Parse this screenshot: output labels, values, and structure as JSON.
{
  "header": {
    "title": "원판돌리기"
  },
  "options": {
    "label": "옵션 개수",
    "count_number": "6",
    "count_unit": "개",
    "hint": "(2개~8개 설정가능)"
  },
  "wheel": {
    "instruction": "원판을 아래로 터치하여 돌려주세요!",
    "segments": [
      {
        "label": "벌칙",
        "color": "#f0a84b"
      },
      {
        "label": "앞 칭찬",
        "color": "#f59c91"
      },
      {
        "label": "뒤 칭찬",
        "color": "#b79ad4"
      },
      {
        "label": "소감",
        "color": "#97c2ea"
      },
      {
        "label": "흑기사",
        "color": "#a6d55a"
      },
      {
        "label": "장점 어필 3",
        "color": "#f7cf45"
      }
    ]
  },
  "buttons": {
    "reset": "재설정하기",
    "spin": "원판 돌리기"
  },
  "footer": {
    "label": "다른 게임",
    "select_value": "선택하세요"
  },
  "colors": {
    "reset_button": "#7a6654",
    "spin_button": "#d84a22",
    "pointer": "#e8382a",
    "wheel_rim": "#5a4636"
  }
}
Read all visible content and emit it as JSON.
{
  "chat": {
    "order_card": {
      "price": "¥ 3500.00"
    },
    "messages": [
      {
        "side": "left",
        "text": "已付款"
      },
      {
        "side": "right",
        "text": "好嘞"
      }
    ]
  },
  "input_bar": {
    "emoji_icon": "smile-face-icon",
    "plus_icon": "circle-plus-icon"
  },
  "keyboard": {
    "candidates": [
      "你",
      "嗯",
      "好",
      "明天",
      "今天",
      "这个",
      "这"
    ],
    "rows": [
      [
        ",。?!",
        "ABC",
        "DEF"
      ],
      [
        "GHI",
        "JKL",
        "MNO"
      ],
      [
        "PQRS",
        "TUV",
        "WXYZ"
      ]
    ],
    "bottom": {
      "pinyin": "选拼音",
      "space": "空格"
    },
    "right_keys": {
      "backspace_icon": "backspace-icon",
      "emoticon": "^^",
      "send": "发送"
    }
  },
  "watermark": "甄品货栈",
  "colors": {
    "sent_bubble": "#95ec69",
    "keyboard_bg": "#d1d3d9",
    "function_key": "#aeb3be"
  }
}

========

The task: Output the records above in their entirety, exactly.

Result of this exercise:
Parse this screenshot: output labels, values, and structure as JSON.
{
  "header": {
    "title": "원판돌리기"
  },
  "options": {
    "label": "옵션 개수",
    "count_number": "6",
    "count_unit": "개",
    "hint": "(2개~8개 설정가능)"
  },
  "wheel": {
    "instruction": "원판을 아래로 터치하여 돌려주세요!",
    "segments": [
      {
        "label": "벌칙",
        "color": "#f0a84b"
      },
      {
        "label": "앞 칭찬",
        "color": "#f59c91"
      },
      {
        "label": "뒤 칭찬",
        "color": "#b79ad4"
      },
      {
        "label": "소감",
        "color": "#97c2ea"
      },
      {
        "label": "흑기사",
        "color": "#a6d55a"
      },
      {
        "label": "장점 어필 3",
        "color": "#f7cf45"
      }
    ]
  },
  "buttons": {
    "reset": "재설정하기",
    "spin": "원판 돌리기"
  },
  "footer": {
    "label": "다른 게임",
    "select_value": "선택하세요"
  },
  "colors": {
    "reset_button": "#7a6654",
    "spin_button": "#d84a22",
    "pointer": "#e8382a",
    "wheel_rim": "#5a4636"
  }
}
Read all visible content and emit it as JSON.
{
  "chat": {
    "order_card": {
      "price": "¥ 3500.00"
    },
    "messages": [
      {
        "side": "left",
        "text": "已付款"
      },
      {
        "side": "right",
        "text": "好嘞"
      }
    ]
  },
  "input_bar": {
    "emoji_icon": "smile-face-icon",
    "plus_icon": "circle-plus-icon"
  },
  "keyboard": {
    "candidates": [
      "你",
      "嗯",
      "好",
      "明天",
      "今天",
      "这个",
      "这"
    ],
    "rows": [
      [
        ",。?!",
        "ABC",
        "DEF"
      ],
      [
        "GHI",
        "JKL",
        "MNO"
      ],
      [
        "PQRS",
        "TUV",
        "WXYZ"
      ]
    ],
    "bottom": {
      "pinyin": "选拼音",
      "space": "空格"
    },
    "right_keys": {
      "backspace_icon": "backspace-icon",
      "emoticon": "^^",
      "send": "发送"
    }
  },
  "watermark": "甄品货栈",
  "colors": {
    "sent_bubble": "#95ec69",
    "keyboard_bg": "#d1d3d9",
    "function_key": "#aeb3be"
  }
}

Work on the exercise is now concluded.